▸ TEXTAUSZUG

..............................

Der von dem Ast. geltend gemachte Unterlassungsanspruch als Grundlage wiederum des den Erlass einer einstweiligen Anordnung rechtfertigenden Anordnungsanspruchs scheitert auch nicht, wie die Bevollmächtigten der Ag. meinen, an dem Erfordernis der Wiederholungsgefahr. Die Wiederholungsgefahr ist durch die Nachhaltigkeit des Verhaltens der Ag. gleichsam "indiziert". Es liegen keinerlei Anhaltspunkte dafür vor, dass die Ag. den ernsthaften Willen hätte, sich künftig die gebotene Zurückhaltung aufzuerlegen und allgemeinpolitische Äußerungen im Namen der ihr angehörenden Studierenden zu unterlassen. Die Darstellung im ASTA-Jahrbuch 1995 S. 37 lässt eher auf das Gegenteil schließen. Die Gefahr der Wiederholung hat sich auch bereits realisiert, wie die in der Beschwerdeerwiderung des Ast. zitierten Äußerungen der Ag. zur Rasterfahndung zeigen.

Ausgehend von dem Unterlassungsanspruch des Ast. erweist sich auch die Ziffer 2 des Entscheidungsausspruchs des Verwaltungsgerichts enthaltene Androhung eines Ordnungsgeldes in Höhe von bis zu 250.000,00 Euro für jeden Fall der Zuwiderhandlung als gerechtfertigt. Auf diesen Anspruch gezielt bezogene Einwendungen hat die Ag. mit ihrer Beschwerde auch nicht erhoben.

Die Beschwerde der Ag. ist nach allem mit der Kostenfolge aus § 154 Abs. 2 VwGO zurückzuweisen. Die Streitwertfestsetzung für das Beschwerdeverfahren beruht auf den §§ 20 Abs. 3,13 Abs. 1,14 (analog) GKG. Dieser Beschluss ist unanfechtbar (§ 152 Abs. 1 VwGO, § 25 Abs. 3 Satz 2 GKG).

..............................

▸ DATENABSCHNITT
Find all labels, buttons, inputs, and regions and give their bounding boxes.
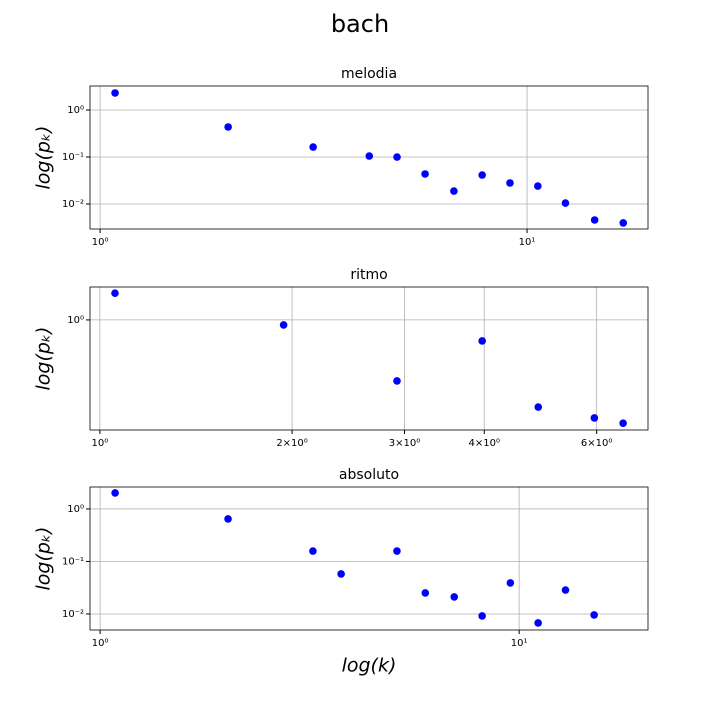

..............................

▸ AUFGABE
Gib an, bis zu welcher Höhe laut Textauszug ein Ordnungsgeld für jeden Fall der Zuwiderhandlung angedroht wird.

▸ ERWARTETE AUSGABE
Bis zu 250.000,00 Euro.